:: What is asked ::
Give the data below again exactly as it stands. Omit the pictures.

-- Data for the task start --

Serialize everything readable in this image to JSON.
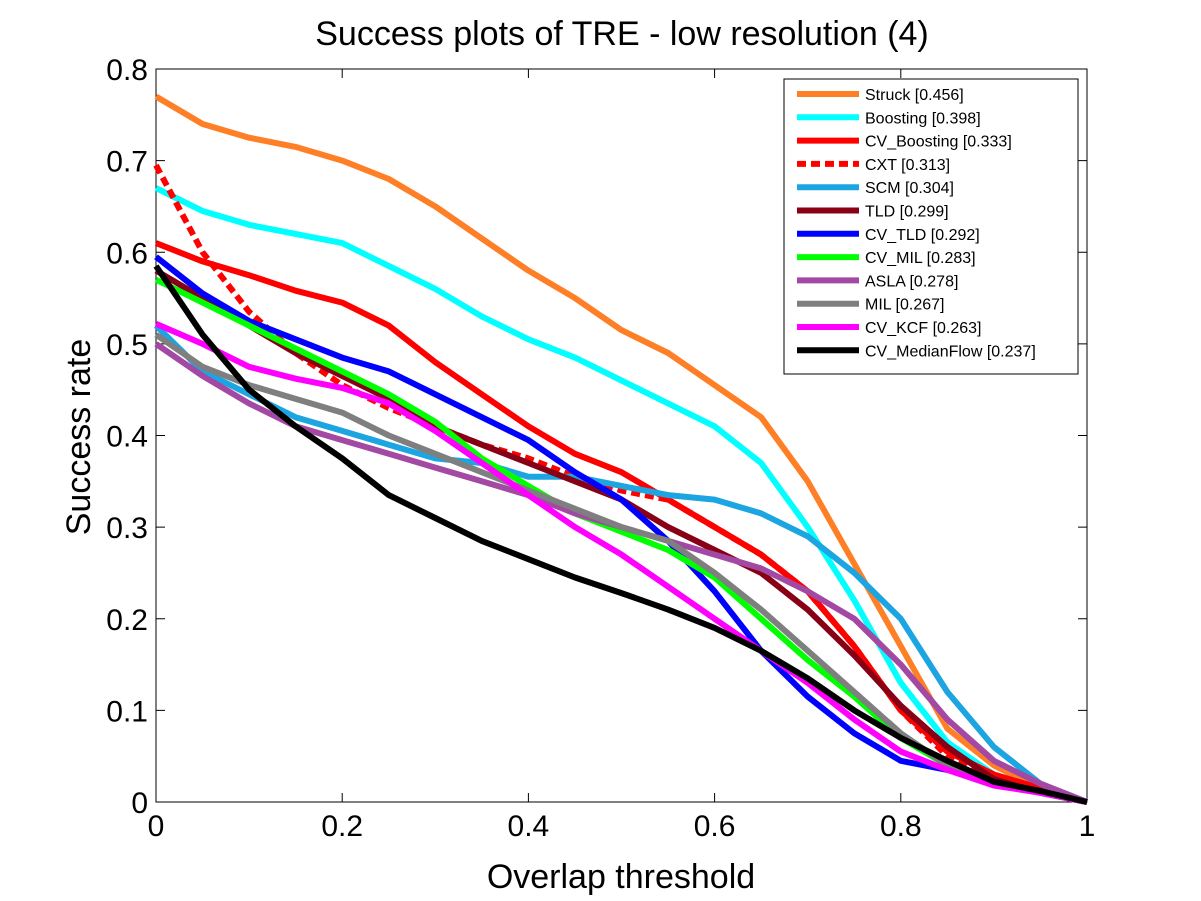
{
  "chart_data": {
    "type": "line",
    "title": "Success plots of TRE - low resolution (4)",
    "xlabel": "Overlap threshold",
    "ylabel": "Success rate",
    "xlim": [
      0,
      1
    ],
    "ylim": [
      0,
      0.8
    ],
    "xticks": [
      "0",
      "0.2",
      "0.4",
      "0.6",
      "0.8",
      "1"
    ],
    "yticks": [
      "0",
      "0.1",
      "0.2",
      "0.3",
      "0.4",
      "0.5",
      "0.6",
      "0.7",
      "0.8"
    ],
    "grid": false,
    "legend_position": "top-right",
    "x": [
      0,
      0.05,
      0.1,
      0.15,
      0.2,
      0.25,
      0.3,
      0.35,
      0.4,
      0.45,
      0.5,
      0.55,
      0.6,
      0.65,
      0.7,
      0.75,
      0.8,
      0.85,
      0.9,
      0.95,
      1.0
    ],
    "series": [
      {
        "name": "Struck [0.456]",
        "color": "#FF7F27",
        "dashed": false,
        "values": [
          0.77,
          0.74,
          0.725,
          0.715,
          0.7,
          0.68,
          0.65,
          0.615,
          0.58,
          0.55,
          0.515,
          0.49,
          0.455,
          0.42,
          0.35,
          0.26,
          0.17,
          0.08,
          0.04,
          0.015,
          0.0
        ]
      },
      {
        "name": "Boosting [0.398]",
        "color": "#00FFFF",
        "dashed": false,
        "values": [
          0.67,
          0.645,
          0.63,
          0.62,
          0.61,
          0.585,
          0.56,
          0.53,
          0.505,
          0.485,
          0.46,
          0.435,
          0.41,
          0.37,
          0.3,
          0.22,
          0.13,
          0.065,
          0.03,
          0.015,
          0.0
        ]
      },
      {
        "name": "CV_Boosting [0.333]",
        "color": "#FF0000",
        "dashed": false,
        "values": [
          0.61,
          0.59,
          0.575,
          0.558,
          0.545,
          0.52,
          0.48,
          0.445,
          0.41,
          0.38,
          0.36,
          0.33,
          0.3,
          0.27,
          0.23,
          0.17,
          0.1,
          0.055,
          0.03,
          0.015,
          0.0
        ]
      },
      {
        "name": "CXT [0.313]",
        "color": "#FF0000",
        "dashed": true,
        "values": [
          0.695,
          0.6,
          0.535,
          0.49,
          0.455,
          0.43,
          0.41,
          0.39,
          0.375,
          0.355,
          0.34,
          0.33,
          0.3,
          0.27,
          0.23,
          0.17,
          0.1,
          0.05,
          0.025,
          0.012,
          0.0
        ]
      },
      {
        "name": "SCM [0.304]",
        "color": "#1CA5E0",
        "dashed": false,
        "values": [
          0.52,
          0.47,
          0.445,
          0.42,
          0.405,
          0.39,
          0.375,
          0.37,
          0.355,
          0.355,
          0.345,
          0.335,
          0.33,
          0.315,
          0.29,
          0.25,
          0.2,
          0.12,
          0.06,
          0.02,
          0.0
        ]
      },
      {
        "name": "TLD [0.299]",
        "color": "#880015",
        "dashed": false,
        "values": [
          0.58,
          0.55,
          0.52,
          0.49,
          0.465,
          0.44,
          0.41,
          0.39,
          0.37,
          0.35,
          0.33,
          0.3,
          0.275,
          0.25,
          0.21,
          0.16,
          0.105,
          0.06,
          0.025,
          0.01,
          0.0
        ]
      },
      {
        "name": "CV_TLD [0.292]",
        "color": "#0000FF",
        "dashed": false,
        "values": [
          0.595,
          0.555,
          0.525,
          0.505,
          0.485,
          0.47,
          0.445,
          0.42,
          0.395,
          0.36,
          0.33,
          0.285,
          0.23,
          0.165,
          0.115,
          0.075,
          0.045,
          0.035,
          0.02,
          0.01,
          0.0
        ]
      },
      {
        "name": "CV_MIL [0.283]",
        "color": "#00FF00",
        "dashed": false,
        "values": [
          0.57,
          0.545,
          0.52,
          0.495,
          0.47,
          0.445,
          0.415,
          0.375,
          0.345,
          0.315,
          0.295,
          0.275,
          0.245,
          0.2,
          0.155,
          0.115,
          0.07,
          0.04,
          0.02,
          0.01,
          0.0
        ]
      },
      {
        "name": "ASLA [0.278]",
        "color": "#A349A4",
        "dashed": false,
        "values": [
          0.5,
          0.465,
          0.435,
          0.41,
          0.395,
          0.38,
          0.365,
          0.35,
          0.335,
          0.315,
          0.3,
          0.285,
          0.27,
          0.255,
          0.23,
          0.2,
          0.15,
          0.09,
          0.045,
          0.02,
          0.0
        ]
      },
      {
        "name": "MIL [0.267]",
        "color": "#7F7F7F",
        "dashed": false,
        "values": [
          0.51,
          0.475,
          0.455,
          0.44,
          0.425,
          0.4,
          0.38,
          0.36,
          0.34,
          0.32,
          0.3,
          0.285,
          0.25,
          0.21,
          0.165,
          0.12,
          0.075,
          0.04,
          0.02,
          0.01,
          0.0
        ]
      },
      {
        "name": "CV_KCF [0.263]",
        "color": "#FF00FF",
        "dashed": false,
        "values": [
          0.522,
          0.5,
          0.475,
          0.462,
          0.452,
          0.435,
          0.405,
          0.37,
          0.335,
          0.3,
          0.27,
          0.235,
          0.2,
          0.165,
          0.13,
          0.09,
          0.055,
          0.035,
          0.018,
          0.01,
          0.0
        ]
      },
      {
        "name": "CV_MedianFlow [0.237]",
        "color": "#000000",
        "dashed": false,
        "values": [
          0.585,
          0.51,
          0.45,
          0.41,
          0.375,
          0.335,
          0.31,
          0.285,
          0.265,
          0.245,
          0.228,
          0.21,
          0.19,
          0.165,
          0.135,
          0.1,
          0.07,
          0.045,
          0.022,
          0.012,
          0.0
        ]
      }
    ]
  }
}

-- Data for the task end --

:: The result ::
Serialize everything readable in this image to JSON.
{
  "chart_data": {
    "type": "line",
    "title": "Success plots of TRE - low resolution (4)",
    "xlabel": "Overlap threshold",
    "ylabel": "Success rate",
    "xlim": [
      0,
      1
    ],
    "ylim": [
      0,
      0.8
    ],
    "xticks": [
      "0",
      "0.2",
      "0.4",
      "0.6",
      "0.8",
      "1"
    ],
    "yticks": [
      "0",
      "0.1",
      "0.2",
      "0.3",
      "0.4",
      "0.5",
      "0.6",
      "0.7",
      "0.8"
    ],
    "grid": false,
    "legend_position": "top-right",
    "x": [
      0,
      0.05,
      0.1,
      0.15,
      0.2,
      0.25,
      0.3,
      0.35,
      0.4,
      0.45,
      0.5,
      0.55,
      0.6,
      0.65,
      0.7,
      0.75,
      0.8,
      0.85,
      0.9,
      0.95,
      1.0
    ],
    "series": [
      {
        "name": "Struck [0.456]",
        "color": "#FF7F27",
        "dashed": false,
        "values": [
          0.77,
          0.74,
          0.725,
          0.715,
          0.7,
          0.68,
          0.65,
          0.615,
          0.58,
          0.55,
          0.515,
          0.49,
          0.455,
          0.42,
          0.35,
          0.26,
          0.17,
          0.08,
          0.04,
          0.015,
          0.0
        ]
      },
      {
        "name": "Boosting [0.398]",
        "color": "#00FFFF",
        "dashed": false,
        "values": [
          0.67,
          0.645,
          0.63,
          0.62,
          0.61,
          0.585,
          0.56,
          0.53,
          0.505,
          0.485,
          0.46,
          0.435,
          0.41,
          0.37,
          0.3,
          0.22,
          0.13,
          0.065,
          0.03,
          0.015,
          0.0
        ]
      },
      {
        "name": "CV_Boosting [0.333]",
        "color": "#FF0000",
        "dashed": false,
        "values": [
          0.61,
          0.59,
          0.575,
          0.558,
          0.545,
          0.52,
          0.48,
          0.445,
          0.41,
          0.38,
          0.36,
          0.33,
          0.3,
          0.27,
          0.23,
          0.17,
          0.1,
          0.055,
          0.03,
          0.015,
          0.0
        ]
      },
      {
        "name": "CXT [0.313]",
        "color": "#FF0000",
        "dashed": true,
        "values": [
          0.695,
          0.6,
          0.535,
          0.49,
          0.455,
          0.43,
          0.41,
          0.39,
          0.375,
          0.355,
          0.34,
          0.33,
          0.3,
          0.27,
          0.23,
          0.17,
          0.1,
          0.05,
          0.025,
          0.012,
          0.0
        ]
      },
      {
        "name": "SCM [0.304]",
        "color": "#1CA5E0",
        "dashed": false,
        "values": [
          0.52,
          0.47,
          0.445,
          0.42,
          0.405,
          0.39,
          0.375,
          0.37,
          0.355,
          0.355,
          0.345,
          0.335,
          0.33,
          0.315,
          0.29,
          0.25,
          0.2,
          0.12,
          0.06,
          0.02,
          0.0
        ]
      },
      {
        "name": "TLD [0.299]",
        "color": "#880015",
        "dashed": false,
        "values": [
          0.58,
          0.55,
          0.52,
          0.49,
          0.465,
          0.44,
          0.41,
          0.39,
          0.37,
          0.35,
          0.33,
          0.3,
          0.275,
          0.25,
          0.21,
          0.16,
          0.105,
          0.06,
          0.025,
          0.01,
          0.0
        ]
      },
      {
        "name": "CV_TLD [0.292]",
        "color": "#0000FF",
        "dashed": false,
        "values": [
          0.595,
          0.555,
          0.525,
          0.505,
          0.485,
          0.47,
          0.445,
          0.42,
          0.395,
          0.36,
          0.33,
          0.285,
          0.23,
          0.165,
          0.115,
          0.075,
          0.045,
          0.035,
          0.02,
          0.01,
          0.0
        ]
      },
      {
        "name": "CV_MIL [0.283]",
        "color": "#00FF00",
        "dashed": false,
        "values": [
          0.57,
          0.545,
          0.52,
          0.495,
          0.47,
          0.445,
          0.415,
          0.375,
          0.345,
          0.315,
          0.295,
          0.275,
          0.245,
          0.2,
          0.155,
          0.115,
          0.07,
          0.04,
          0.02,
          0.01,
          0.0
        ]
      },
      {
        "name": "ASLA [0.278]",
        "color": "#A349A4",
        "dashed": false,
        "values": [
          0.5,
          0.465,
          0.435,
          0.41,
          0.395,
          0.38,
          0.365,
          0.35,
          0.335,
          0.315,
          0.3,
          0.285,
          0.27,
          0.255,
          0.23,
          0.2,
          0.15,
          0.09,
          0.045,
          0.02,
          0.0
        ]
      },
      {
        "name": "MIL [0.267]",
        "color": "#7F7F7F",
        "dashed": false,
        "values": [
          0.51,
          0.475,
          0.455,
          0.44,
          0.425,
          0.4,
          0.38,
          0.36,
          0.34,
          0.32,
          0.3,
          0.285,
          0.25,
          0.21,
          0.165,
          0.12,
          0.075,
          0.04,
          0.02,
          0.01,
          0.0
        ]
      },
      {
        "name": "CV_KCF [0.263]",
        "color": "#FF00FF",
        "dashed": false,
        "values": [
          0.522,
          0.5,
          0.475,
          0.462,
          0.452,
          0.435,
          0.405,
          0.37,
          0.335,
          0.3,
          0.27,
          0.235,
          0.2,
          0.165,
          0.13,
          0.09,
          0.055,
          0.035,
          0.018,
          0.01,
          0.0
        ]
      },
      {
        "name": "CV_MedianFlow [0.237]",
        "color": "#000000",
        "dashed": false,
        "values": [
          0.585,
          0.51,
          0.45,
          0.41,
          0.375,
          0.335,
          0.31,
          0.285,
          0.265,
          0.245,
          0.228,
          0.21,
          0.19,
          0.165,
          0.135,
          0.1,
          0.07,
          0.045,
          0.022,
          0.012,
          0.0
        ]
      }
    ]
  }
}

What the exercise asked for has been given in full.